* [Task to complete]
Return every record verbatim.

* [Material supplied]
^^^^^^^^^^^^^^^^

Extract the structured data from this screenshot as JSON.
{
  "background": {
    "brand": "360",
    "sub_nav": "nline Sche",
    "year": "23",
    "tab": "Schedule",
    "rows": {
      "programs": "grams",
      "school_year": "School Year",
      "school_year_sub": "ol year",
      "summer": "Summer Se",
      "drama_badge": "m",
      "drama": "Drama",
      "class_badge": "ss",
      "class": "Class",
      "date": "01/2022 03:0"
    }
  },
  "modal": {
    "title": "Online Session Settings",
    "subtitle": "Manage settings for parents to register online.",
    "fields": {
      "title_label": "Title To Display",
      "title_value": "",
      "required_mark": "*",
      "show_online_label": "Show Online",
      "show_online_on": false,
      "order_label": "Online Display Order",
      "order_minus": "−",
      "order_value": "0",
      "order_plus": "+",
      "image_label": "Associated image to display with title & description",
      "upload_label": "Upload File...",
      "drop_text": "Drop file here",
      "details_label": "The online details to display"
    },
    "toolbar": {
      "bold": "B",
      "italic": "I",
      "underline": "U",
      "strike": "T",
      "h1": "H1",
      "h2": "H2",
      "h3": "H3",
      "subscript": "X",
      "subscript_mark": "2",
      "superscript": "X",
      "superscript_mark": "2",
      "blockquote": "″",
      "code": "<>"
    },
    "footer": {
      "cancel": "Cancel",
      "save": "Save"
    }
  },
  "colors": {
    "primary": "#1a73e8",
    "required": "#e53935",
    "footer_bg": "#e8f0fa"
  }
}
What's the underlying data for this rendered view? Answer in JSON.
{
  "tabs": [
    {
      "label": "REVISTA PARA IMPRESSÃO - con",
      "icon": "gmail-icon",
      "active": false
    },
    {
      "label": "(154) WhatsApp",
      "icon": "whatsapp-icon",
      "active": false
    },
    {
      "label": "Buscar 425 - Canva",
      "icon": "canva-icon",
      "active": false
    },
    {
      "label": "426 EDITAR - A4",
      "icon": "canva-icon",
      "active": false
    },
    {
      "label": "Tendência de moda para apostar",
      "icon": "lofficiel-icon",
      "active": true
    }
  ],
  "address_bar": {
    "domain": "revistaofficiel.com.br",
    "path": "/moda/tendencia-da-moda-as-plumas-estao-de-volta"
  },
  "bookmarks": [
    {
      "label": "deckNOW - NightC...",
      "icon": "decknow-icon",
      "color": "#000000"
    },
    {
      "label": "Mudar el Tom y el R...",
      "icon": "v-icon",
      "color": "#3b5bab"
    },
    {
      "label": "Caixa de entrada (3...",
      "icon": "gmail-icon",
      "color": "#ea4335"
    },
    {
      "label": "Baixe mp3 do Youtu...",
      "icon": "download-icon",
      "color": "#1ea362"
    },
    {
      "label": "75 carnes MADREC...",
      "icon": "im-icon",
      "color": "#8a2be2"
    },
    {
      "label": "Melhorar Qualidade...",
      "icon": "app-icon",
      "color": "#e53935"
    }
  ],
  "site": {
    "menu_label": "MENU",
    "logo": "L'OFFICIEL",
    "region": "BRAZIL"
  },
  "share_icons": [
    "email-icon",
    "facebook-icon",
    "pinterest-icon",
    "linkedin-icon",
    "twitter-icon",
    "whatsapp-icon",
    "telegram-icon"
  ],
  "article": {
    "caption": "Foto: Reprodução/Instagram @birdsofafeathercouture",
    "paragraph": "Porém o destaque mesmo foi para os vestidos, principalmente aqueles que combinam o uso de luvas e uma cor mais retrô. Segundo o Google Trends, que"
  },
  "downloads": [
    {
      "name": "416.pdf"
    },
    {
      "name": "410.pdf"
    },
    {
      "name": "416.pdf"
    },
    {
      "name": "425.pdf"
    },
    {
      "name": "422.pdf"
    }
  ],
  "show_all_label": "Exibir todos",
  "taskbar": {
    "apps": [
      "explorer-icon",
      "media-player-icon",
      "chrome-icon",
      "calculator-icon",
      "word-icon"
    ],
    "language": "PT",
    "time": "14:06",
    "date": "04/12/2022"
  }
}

^^^^^^^^^^^^^^^^

* [Written answer]
Extract the structured data from this screenshot as JSON.
{
  "background": {
    "brand": "360",
    "sub_nav": "nline Sche",
    "year": "23",
    "tab": "Schedule",
    "rows": {
      "programs": "grams",
      "school_year": "School Year",
      "school_year_sub": "ol year",
      "summer": "Summer Se",
      "drama_badge": "m",
      "drama": "Drama",
      "class_badge": "ss",
      "class": "Class",
      "date": "01/2022 03:0"
    }
  },
  "modal": {
    "title": "Online Session Settings",
    "subtitle": "Manage settings for parents to register online.",
    "fields": {
      "title_label": "Title To Display",
      "title_value": "",
      "required_mark": "*",
      "show_online_label": "Show Online",
      "show_online_on": false,
      "order_label": "Online Display Order",
      "order_minus": "−",
      "order_value": "0",
      "order_plus": "+",
      "image_label": "Associated image to display with title & description",
      "upload_label": "Upload File...",
      "drop_text": "Drop file here",
      "details_label": "The online details to display"
    },
    "toolbar": {
      "bold": "B",
      "italic": "I",
      "underline": "U",
      "strike": "T",
      "h1": "H1",
      "h2": "H2",
      "h3": "H3",
      "subscript": "X",
      "subscript_mark": "2",
      "superscript": "X",
      "superscript_mark": "2",
      "blockquote": "″",
      "code": "<>"
    },
    "footer": {
      "cancel": "Cancel",
      "save": "Save"
    }
  },
  "colors": {
    "primary": "#1a73e8",
    "required": "#e53935",
    "footer_bg": "#e8f0fa"
  }
}
What's the underlying data for this rendered view? Answer in JSON.
{
  "tabs": [
    {
      "label": "REVISTA PARA IMPRESSÃO - con",
      "icon": "gmail-icon",
      "active": false
    },
    {
      "label": "(154) WhatsApp",
      "icon": "whatsapp-icon",
      "active": false
    },
    {
      "label": "Buscar 425 - Canva",
      "icon": "canva-icon",
      "active": false
    },
    {
      "label": "426 EDITAR - A4",
      "icon": "canva-icon",
      "active": false
    },
    {
      "label": "Tendência de moda para apostar",
      "icon": "lofficiel-icon",
      "active": true
    }
  ],
  "address_bar": {
    "domain": "revistaofficiel.com.br",
    "path": "/moda/tendencia-da-moda-as-plumas-estao-de-volta"
  },
  "bookmarks": [
    {
      "label": "deckNOW - NightC...",
      "icon": "decknow-icon",
      "color": "#000000"
    },
    {
      "label": "Mudar el Tom y el R...",
      "icon": "v-icon",
      "color": "#3b5bab"
    },
    {
      "label": "Caixa de entrada (3...",
      "icon": "gmail-icon",
      "color": "#ea4335"
    },
    {
      "label": "Baixe mp3 do Youtu...",
      "icon": "download-icon",
      "color": "#1ea362"
    },
    {
      "label": "75 carnes MADREC...",
      "icon": "im-icon",
      "color": "#8a2be2"
    },
    {
      "label": "Melhorar Qualidade...",
      "icon": "app-icon",
      "color": "#e53935"
    }
  ],
  "site": {
    "menu_label": "MENU",
    "logo": "L'OFFICIEL",
    "region": "BRAZIL"
  },
  "share_icons": [
    "email-icon",
    "facebook-icon",
    "pinterest-icon",
    "linkedin-icon",
    "twitter-icon",
    "whatsapp-icon",
    "telegram-icon"
  ],
  "article": {
    "caption": "Foto: Reprodução/Instagram @birdsofafeathercouture",
    "paragraph": "Porém o destaque mesmo foi para os vestidos, principalmente aqueles que combinam o uso de luvas e uma cor mais retrô. Segundo o Google Trends, que"
  },
  "downloads": [
    {
      "name": "416.pdf"
    },
    {
      "name": "410.pdf"
    },
    {
      "name": "416.pdf"
    },
    {
      "name": "425.pdf"
    },
    {
      "name": "422.pdf"
    }
  ],
  "show_all_label": "Exibir todos",
  "taskbar": {
    "apps": [
      "explorer-icon",
      "media-player-icon",
      "chrome-icon",
      "calculator-icon",
      "word-icon"
    ],
    "language": "PT",
    "time": "14:06",
    "date": "04/12/2022"
  }
}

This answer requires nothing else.